**RECORDED INFORMATION**.
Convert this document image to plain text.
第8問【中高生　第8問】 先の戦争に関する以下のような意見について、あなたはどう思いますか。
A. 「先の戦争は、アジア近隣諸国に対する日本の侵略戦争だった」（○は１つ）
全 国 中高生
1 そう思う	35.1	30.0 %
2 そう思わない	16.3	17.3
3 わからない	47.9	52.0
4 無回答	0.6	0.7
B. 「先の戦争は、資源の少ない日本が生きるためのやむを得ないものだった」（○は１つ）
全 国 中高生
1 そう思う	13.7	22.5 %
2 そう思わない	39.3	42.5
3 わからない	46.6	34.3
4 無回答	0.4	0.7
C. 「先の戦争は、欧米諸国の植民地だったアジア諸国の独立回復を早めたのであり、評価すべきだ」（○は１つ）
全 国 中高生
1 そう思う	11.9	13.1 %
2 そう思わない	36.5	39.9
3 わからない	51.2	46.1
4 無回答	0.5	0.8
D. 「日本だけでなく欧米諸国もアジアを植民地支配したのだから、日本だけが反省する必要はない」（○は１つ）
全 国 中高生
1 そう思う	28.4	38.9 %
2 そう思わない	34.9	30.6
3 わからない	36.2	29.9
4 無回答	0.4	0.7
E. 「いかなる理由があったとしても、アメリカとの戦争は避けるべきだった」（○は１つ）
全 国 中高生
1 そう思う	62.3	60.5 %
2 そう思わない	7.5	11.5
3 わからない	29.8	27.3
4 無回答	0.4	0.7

* * *

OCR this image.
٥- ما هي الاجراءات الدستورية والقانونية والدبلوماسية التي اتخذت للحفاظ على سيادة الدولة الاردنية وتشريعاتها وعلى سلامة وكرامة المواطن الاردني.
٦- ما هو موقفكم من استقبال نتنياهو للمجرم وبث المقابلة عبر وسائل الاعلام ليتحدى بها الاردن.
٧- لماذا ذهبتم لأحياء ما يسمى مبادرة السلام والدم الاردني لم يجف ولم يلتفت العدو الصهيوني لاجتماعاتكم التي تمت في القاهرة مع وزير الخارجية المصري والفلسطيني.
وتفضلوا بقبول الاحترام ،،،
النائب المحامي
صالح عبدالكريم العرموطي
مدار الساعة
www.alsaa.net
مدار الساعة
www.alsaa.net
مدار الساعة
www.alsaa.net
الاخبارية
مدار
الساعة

**YOUR GOAL**. Copy out every line of the data that includes "先の戦争は".

**EXPECTED OUTPUT**.
A. 「先の戦争は、アジア近隣諸国に対する日本の侵略戦争だった」（○は１つ）
B. 「先の戦争は、資源の少ない日本が生きるためのやむを得ないものだった」（○は１つ）
C. 「先の戦争は、欧米諸国の植民地だったアジア諸国の独立回復を早めたのであり、評価すべきだ」（○は１つ）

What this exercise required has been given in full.